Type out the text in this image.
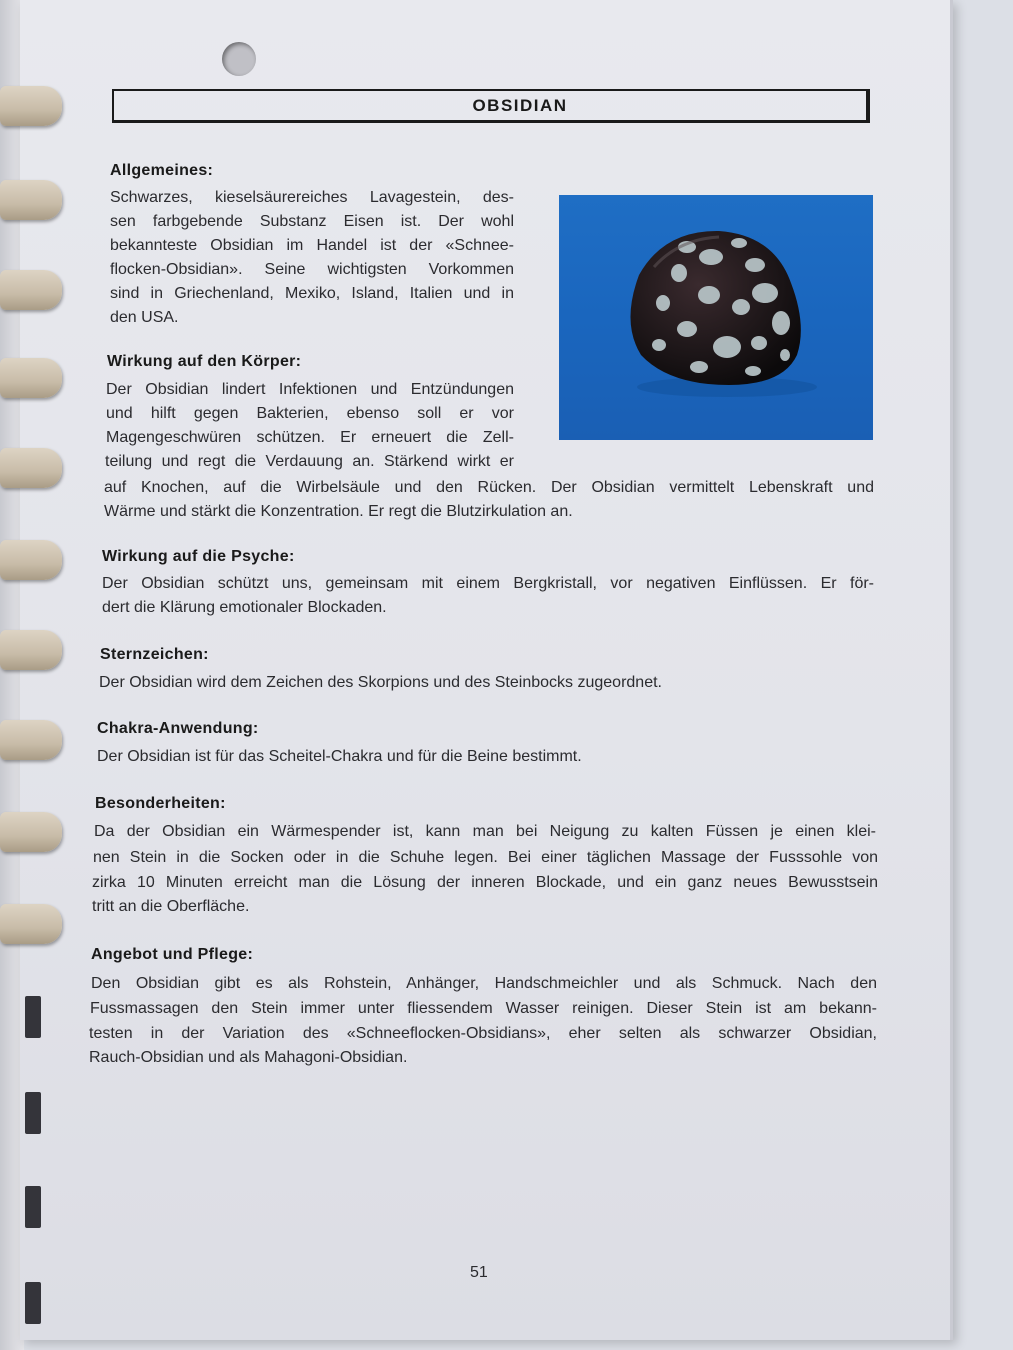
OBSIDIAN
Allgemeines:

Schwarzes, kieselsäurereiches Lavagestein, des-

sen farbgebende Substanz Eisen ist. Der wohl

bekannteste Obsidian im Handel ist der «Schnee-

flocken-Obsidian». Seine wichtigsten Vorkommen

sind in Griechenland, Mexiko, Island, Italien und in

den USA.

Wirkung auf den Körper:

Der Obsidian lindert Infektionen und Entzündungen

und hilft gegen Bakterien, ebenso soll er vor

Magengeschwüren schützen. Er erneuert die Zell-

teilung und regt die Verdauung an. Stärkend wirkt er

auf Knochen, auf die Wirbelsäule und den Rücken. Der Obsidian vermittelt Lebenskraft und

Wärme und stärkt die Konzentration. Er regt die Blutzirkulation an.

Wirkung auf die Psyche:

Der Obsidian schützt uns, gemeinsam mit einem Bergkristall, vor negativen Einflüssen. Er för-

dert die Klärung emotionaler Blockaden.

Sternzeichen:

Der Obsidian wird dem Zeichen des Skorpions und des Steinbocks zugeordnet.

Chakra-Anwendung:

Der Obsidian ist für das Scheitel-Chakra und für die Beine bestimmt.

Besonderheiten:

Da der Obsidian ein Wärmespender ist, kann man bei Neigung zu kalten Füssen je einen klei-

nen Stein in die Socken oder in die Schuhe legen. Bei einer täglichen Massage der Fusssohle von

zirka 10 Minuten erreicht man die Lösung der inneren Blockade, und ein ganz neues Bewusstsein

tritt an die Oberfläche.

Angebot und Pflege:

Den Obsidian gibt es als Rohstein, Anhänger, Handschmeichler und als Schmuck. Nach den

Fussmassagen den Stein immer unter fliessendem Wasser reinigen. Dieser Stein ist am bekann-

testen in der Variation des «Schneeflocken-Obsidians», eher selten als schwarzer Obsidian,

Rauch-Obsidian und als Mahagoni-Obsidian.

51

* WRITTEN PROBLEM
Repeat the records in full, exactly as they appear, without the pictures.

* CORRECT RESPONSE
Type out the text in this image.
OBSIDIAN
Allgemeines:

Schwarzes, kieselsäurereiches Lavagestein, des-

sen farbgebende Substanz Eisen ist. Der wohl

bekannteste Obsidian im Handel ist der «Schnee-

flocken-Obsidian». Seine wichtigsten Vorkommen

sind in Griechenland, Mexiko, Island, Italien und in

den USA.

Wirkung auf den Körper:

Der Obsidian lindert Infektionen und Entzündungen

und hilft gegen Bakterien, ebenso soll er vor

Magengeschwüren schützen. Er erneuert die Zell-

teilung und regt die Verdauung an. Stärkend wirkt er

auf Knochen, auf die Wirbelsäule und den Rücken. Der Obsidian vermittelt Lebenskraft und

Wärme und stärkt die Konzentration. Er regt die Blutzirkulation an.

Wirkung auf die Psyche:

Der Obsidian schützt uns, gemeinsam mit einem Bergkristall, vor negativen Einflüssen. Er för-

dert die Klärung emotionaler Blockaden.

Sternzeichen:

Der Obsidian wird dem Zeichen des Skorpions und des Steinbocks zugeordnet.

Chakra-Anwendung:

Der Obsidian ist für das Scheitel-Chakra und für die Beine bestimmt.

Besonderheiten:

Da der Obsidian ein Wärmespender ist, kann man bei Neigung zu kalten Füssen je einen klei-

nen Stein in die Socken oder in die Schuhe legen. Bei einer täglichen Massage der Fusssohle von

zirka 10 Minuten erreicht man die Lösung der inneren Blockade, und ein ganz neues Bewusstsein

tritt an die Oberfläche.

Angebot und Pflege:

Den Obsidian gibt es als Rohstein, Anhänger, Handschmeichler und als Schmuck. Nach den

Fussmassagen den Stein immer unter fliessendem Wasser reinigen. Dieser Stein ist am bekann-

testen in der Variation des «Schneeflocken-Obsidians», eher selten als schwarzer Obsidian,

Rauch-Obsidian und als Mahagoni-Obsidian.

51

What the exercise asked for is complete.